Records for this task =>
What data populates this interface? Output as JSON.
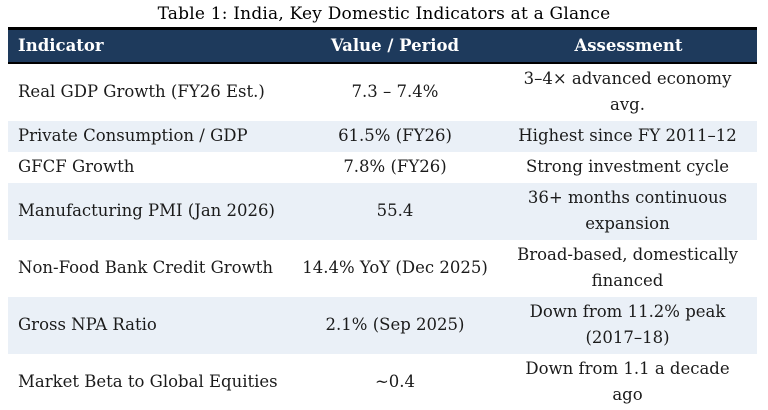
{
  "title": "Table 1: India, Key Domestic Indicators at a Glance",
  "table": {
    "columns": [
      "Indicator",
      "Value / Period",
      "Assessment"
    ],
    "rows": [
      {
        "indicator": "Real GDP Growth (FY26 Est.)",
        "value": "7.3 – 7.4%",
        "assessment": [
          "3–4× advanced economy",
          "avg."
        ]
      },
      {
        "indicator": "Private Consumption / GDP",
        "value": "61.5% (FY26)",
        "assessment": "Highest since FY 2011–12"
      },
      {
        "indicator": "GFCF Growth",
        "value": "7.8% (FY26)",
        "assessment": "Strong investment cycle"
      },
      {
        "indicator": "Manufacturing PMI (Jan 2026)",
        "value": "55.4",
        "assessment": [
          "36+ months continuous",
          "expansion"
        ]
      },
      {
        "indicator": "Non-Food Bank Credit Growth",
        "value": "14.4% YoY (Dec 2025)",
        "assessment": [
          "Broad-based, domestically",
          "financed"
        ]
      },
      {
        "indicator": "Gross NPA Ratio",
        "value": "2.1% (Sep 2025)",
        "assessment": [
          "Down from 11.2% peak",
          "(2017–18)"
        ]
      },
      {
        "indicator": "Market Beta to Global Equities",
        "value": "~0.4",
        "assessment": [
          "Down from 1.1 a decade",
          "ago"
        ]
      }
    ],
    "colors": {
      "header_bg": "#1E3A5C",
      "header_text": "#FFFFFF",
      "stripe_bg": "#EAF0F7",
      "row_bg": "#FFFFFF",
      "rule": "#000000",
      "body_text": "#1B1B1B"
    }
  }
}
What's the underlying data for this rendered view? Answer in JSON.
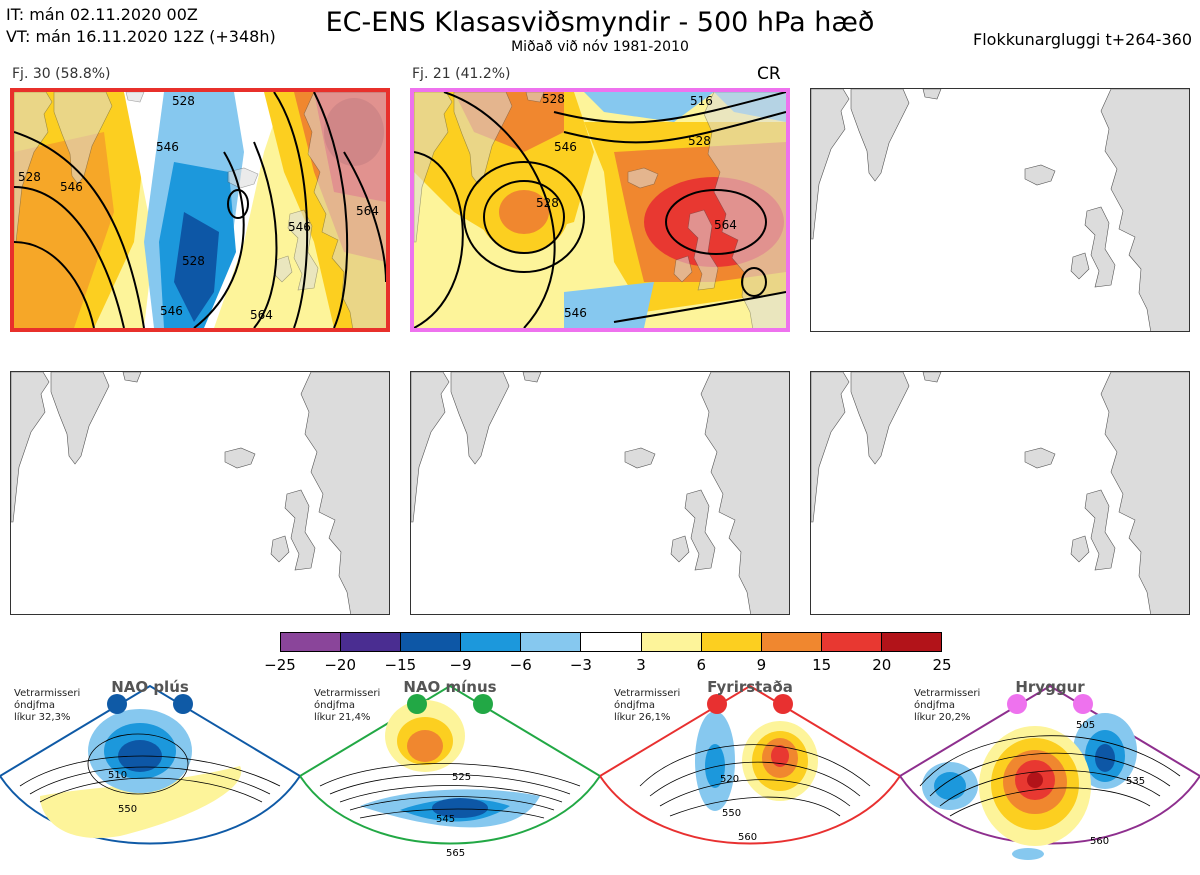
{
  "header": {
    "it_line": "IT: mán 02.11.2020 00Z",
    "vt_line": "VT: mán 16.11.2020 12Z  (+348h)",
    "title": "EC-ENS Klasasviðsmyndir - 500 hPa hæð",
    "subtitle": "Miðað við nóv 1981-2010",
    "window": "Flokkunargluggi t+264-360"
  },
  "clusters": [
    {
      "label": "Fj. 30 (58.8%)",
      "border": "#e8302b",
      "contours": [
        "528",
        "546",
        "528",
        "546",
        "564",
        "528",
        "546",
        "564",
        "546"
      ]
    },
    {
      "label": "Fj. 21 (41.2%)",
      "border": "#ee72ee",
      "tag": "CR",
      "contours": [
        "528",
        "528",
        "546",
        "528",
        "564",
        "546",
        "516"
      ]
    }
  ],
  "colorbar": {
    "colors": [
      "#8a459a",
      "#4a2d91",
      "#0d57a6",
      "#1c98dc",
      "#86c8ef",
      "#ffffff",
      "#fdf49a",
      "#fccf20",
      "#f0872f",
      "#e83831",
      "#b21319"
    ],
    "ticks": [
      "−25",
      "−20",
      "−15",
      "−9",
      "−6",
      "−3",
      "3",
      "6",
      "9",
      "15",
      "20",
      "25"
    ]
  },
  "regimes": [
    {
      "name": "NAO plús",
      "color": "#0f5aa6",
      "note_line1": "Vetrarmisseri",
      "note_line2": "óndjfma",
      "note_line3": "líkur 32,3%",
      "contours": [
        "510",
        "550"
      ]
    },
    {
      "name": "NAO mínus",
      "color": "#22a845",
      "note_line1": "Vetrarmisseri",
      "note_line2": "óndjfma",
      "note_line3": "líkur 21,4%",
      "contours": [
        "525",
        "545",
        "565"
      ]
    },
    {
      "name": "Fyrirstaða",
      "color": "#e83030",
      "note_line1": "Vetrarmisseri",
      "note_line2": "óndjfma",
      "note_line3": "líkur 26,1%",
      "contours": [
        "520",
        "550",
        "560"
      ]
    },
    {
      "name": "Hryggur",
      "color": "#e87de8",
      "note_line1": "Vetrarmisseri",
      "note_line2": "óndjfma",
      "note_line3": "líkur 20,2%",
      "contours": [
        "505",
        "535",
        "560"
      ]
    }
  ]
}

Work to complete => Take every line above carrying "name" and return it.

Output of the task =>
      "name": "NAO plús",
      "name": "NAO mínus",
      "name": "Fyrirstaða",
      "name": "Hryggur",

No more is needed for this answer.